PROBLEM DETAILS - Every line with the string "gente" should be gathered.

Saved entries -
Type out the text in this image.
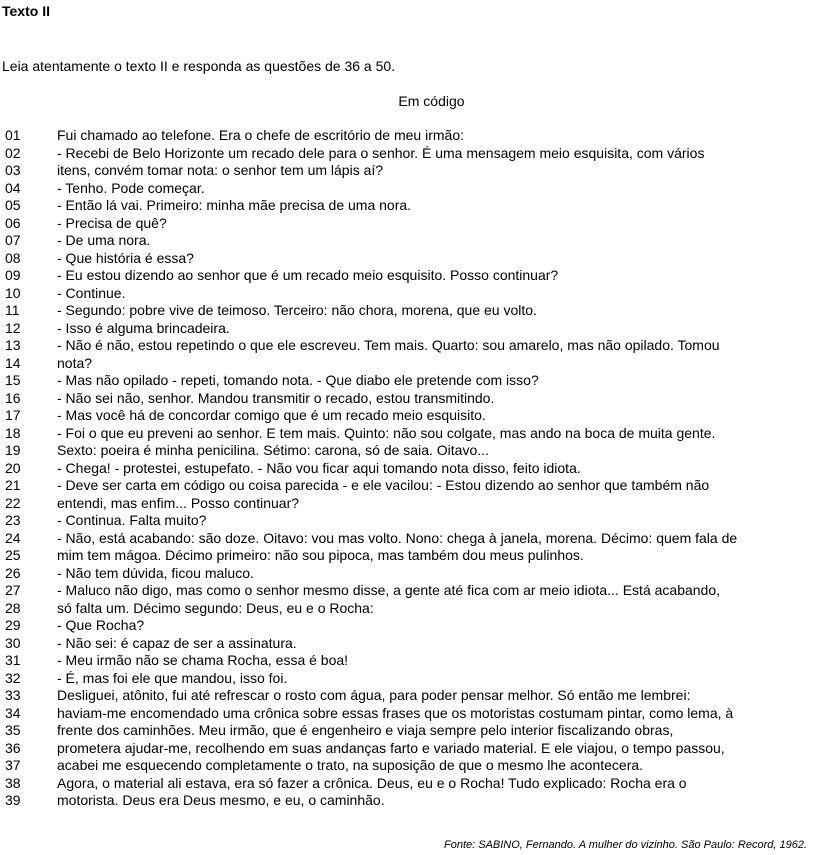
Texto II
Leia atentamente o texto II e responda as questões de 36 a 50.
Em código
01	Fui chamado ao telefone. Era o chefe de escritório de meu irmão:
02	- Recebi de Belo Horizonte um recado dele para o senhor. É uma mensagem meio esquisita, com vários
03	itens, convém tomar nota: o senhor tem um lápis aí?
04	- Tenho. Pode começar.
05	- Então lá vai. Primeiro: minha mãe precisa de uma nora.
06	- Precisa de quê?
07	- De uma nora.
08	- Que história é essa?
09	- Eu estou dizendo ao senhor que é um recado meio esquisito. Posso continuar?
10	- Continue.
11	- Segundo: pobre vive de teimoso. Terceiro: não chora, morena, que eu volto.
12	- Isso é alguma brincadeira.
13	- Não é não, estou repetindo o que ele escreveu. Tem mais. Quarto: sou amarelo, mas não opilado. Tomou
14	nota?
15	- Mas não opilado - repeti, tomando nota. - Que diabo ele pretende com isso?
16	- Não sei não, senhor. Mandou transmitir o recado, estou transmitindo.
17	- Mas você há de concordar comigo que é um recado meio esquisito.
18	- Foi o que eu preveni ao senhor. E tem mais. Quinto: não sou colgate, mas ando na boca de muita gente.
19	Sexto: poeira é minha penicilina. Sétimo: carona, só de saia. Oitavo...
20	- Chega! - protestei, estupefato. - Não vou ficar aqui tomando nota disso, feito idiota.
21	- Deve ser carta em código ou coisa parecida - e ele vacilou: - Estou dizendo ao senhor que também não
22	entendi, mas enfim... Posso continuar?
23	- Continua. Falta muito?
24	- Não, está acabando: são doze. Oitavo: vou mas volto. Nono: chega à janela, morena. Décimo: quem fala de
25	mim tem mágoa. Décimo primeiro: não sou pipoca, mas também dou meus pulinhos.
26	- Não tem dúvida, ficou maluco.
27	- Maluco não digo, mas como o senhor mesmo disse, a gente até fica com ar meio idiota... Está acabando,
28	só falta um. Décimo segundo: Deus, eu e o Rocha:
29	- Que Rocha?
30	- Não sei: é capaz de ser a assinatura.
31	- Meu irmão não se chama Rocha, essa é boa!
32	- É, mas foi ele que mandou, isso foi.
33	Desliguei, atônito, fui até refrescar o rosto com água, para poder pensar melhor. Só então me lembrei:
34	haviam-me encomendado uma crônica sobre essas frases que os motoristas costumam pintar, como lema, à
35	frente dos caminhões. Meu irmão, que é engenheiro e viaja sempre pelo interior fiscalizando obras,
36	prometera ajudar-me, recolhendo em suas andanças farto e variado material. E ele viajou, o tempo passou,
37	acabei me esquecendo completamente o trato, na suposição de que o mesmo lhe acontecera.
38	Agora, o material ali estava, era só fazer a crônica. Deus, eu e o Rocha! Tudo explicado: Rocha era o
39	motorista. Deus era Deus mesmo, e eu, o caminhão.
Fonte: SABINO, Fernando. A mulher do vizinho. São Paulo: Record, 1962.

ANSWER FOR THIS EXERCISE -
18	- Foi o que eu preveni ao senhor. E tem mais. Quinto: não sou colgate, mas ando na boca de muita gente.
27	- Maluco não digo, mas como o senhor mesmo disse, a gente até fica com ar meio idiota... Está acabando,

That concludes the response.